__DOMANDE SUL MATERIALE__.
1. Nel resoconto della sessione 10, chi interpreta Reth Kholin, il Paladino dei Corvi?
2. Trascrivi dal resoconto della sessione 10 il passo che comincia con "Marco S. è Echo, la" e prosegue fino a "che potessero reagire.".

__TESTO__.
EMNOTORK – MAREE D’OMBRA – SESSIONE 10 – 30/06/2026

Chiacchiera del vicolo – Sessione 10

“Entro spacco, esco ciao”

La Compagnia delle Anime Nere composta da:

Marco A. è Dorian Drake, la Mente Aberrante

Gianstefano R. è Shakan Anter Deius, la Mano di Tharion

Loredana P. è Marcesia Lunareth, l’Arcanista della Tomba

Luca M. è Reth Kholin, il Paladino dei Corvi

Marco S. è Echo, la Cronista delle Lame Perdute

Alessandro M. è Marco Aurelio, l’Agente delle Ombre

L’ingresso di servizio non aveva dato problemi. Calcolati i turni delle guardie, il gruppo guadagnò il balcone del primo piano e mise fuori gioco le due guardie che lo presidiavano prima che potessero reagire.

(Record estratti)

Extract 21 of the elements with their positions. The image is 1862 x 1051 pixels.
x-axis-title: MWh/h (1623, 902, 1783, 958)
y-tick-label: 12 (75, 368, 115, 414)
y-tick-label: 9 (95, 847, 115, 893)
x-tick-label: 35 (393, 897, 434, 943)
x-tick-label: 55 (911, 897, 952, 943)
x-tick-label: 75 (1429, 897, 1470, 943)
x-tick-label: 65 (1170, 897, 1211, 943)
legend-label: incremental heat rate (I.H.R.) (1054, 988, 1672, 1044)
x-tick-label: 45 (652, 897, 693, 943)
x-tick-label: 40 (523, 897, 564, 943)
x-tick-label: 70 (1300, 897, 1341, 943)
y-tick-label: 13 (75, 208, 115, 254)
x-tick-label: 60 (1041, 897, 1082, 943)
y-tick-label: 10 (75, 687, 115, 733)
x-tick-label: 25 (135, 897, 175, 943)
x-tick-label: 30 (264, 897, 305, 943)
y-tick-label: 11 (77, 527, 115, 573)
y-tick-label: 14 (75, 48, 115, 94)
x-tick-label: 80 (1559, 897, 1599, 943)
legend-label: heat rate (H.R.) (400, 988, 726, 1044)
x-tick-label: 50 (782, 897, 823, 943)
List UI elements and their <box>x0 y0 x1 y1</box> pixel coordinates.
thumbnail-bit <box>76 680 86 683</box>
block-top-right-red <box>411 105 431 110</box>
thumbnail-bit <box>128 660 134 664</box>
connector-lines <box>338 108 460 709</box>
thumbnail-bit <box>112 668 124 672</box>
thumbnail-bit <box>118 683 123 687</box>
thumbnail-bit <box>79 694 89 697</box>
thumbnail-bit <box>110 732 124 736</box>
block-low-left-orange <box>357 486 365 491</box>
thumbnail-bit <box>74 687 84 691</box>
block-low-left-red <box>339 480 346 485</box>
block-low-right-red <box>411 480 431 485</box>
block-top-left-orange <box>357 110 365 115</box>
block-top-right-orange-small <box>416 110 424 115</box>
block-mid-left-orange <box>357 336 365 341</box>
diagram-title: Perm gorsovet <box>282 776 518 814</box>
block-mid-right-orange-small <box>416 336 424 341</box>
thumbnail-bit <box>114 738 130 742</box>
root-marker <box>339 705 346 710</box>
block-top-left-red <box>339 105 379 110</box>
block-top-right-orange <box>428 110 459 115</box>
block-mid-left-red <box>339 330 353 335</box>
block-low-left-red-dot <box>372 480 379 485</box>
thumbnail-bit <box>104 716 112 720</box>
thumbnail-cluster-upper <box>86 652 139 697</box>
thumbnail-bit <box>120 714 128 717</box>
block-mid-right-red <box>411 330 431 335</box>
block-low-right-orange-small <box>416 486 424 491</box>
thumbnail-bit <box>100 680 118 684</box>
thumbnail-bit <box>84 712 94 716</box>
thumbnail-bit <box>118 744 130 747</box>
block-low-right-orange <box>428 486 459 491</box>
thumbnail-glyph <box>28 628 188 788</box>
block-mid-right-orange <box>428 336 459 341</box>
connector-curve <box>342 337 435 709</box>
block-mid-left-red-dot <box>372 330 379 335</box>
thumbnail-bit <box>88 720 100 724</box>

__ELENCO RISPOSTE__.
1. Luca M.

2.
Marco S. è Echo, la Cronista delle Lame Perdute

Alessandro M. è Marco Aurelio, l’Agente delle Ombre

L’ingresso di servizio non aveva dato problemi. Calcolati i turni delle guardie, il gruppo guadagnò il balcone del primo piano e mise fuori gioco le due guardie che lo presidiavano prima che potessero reagire.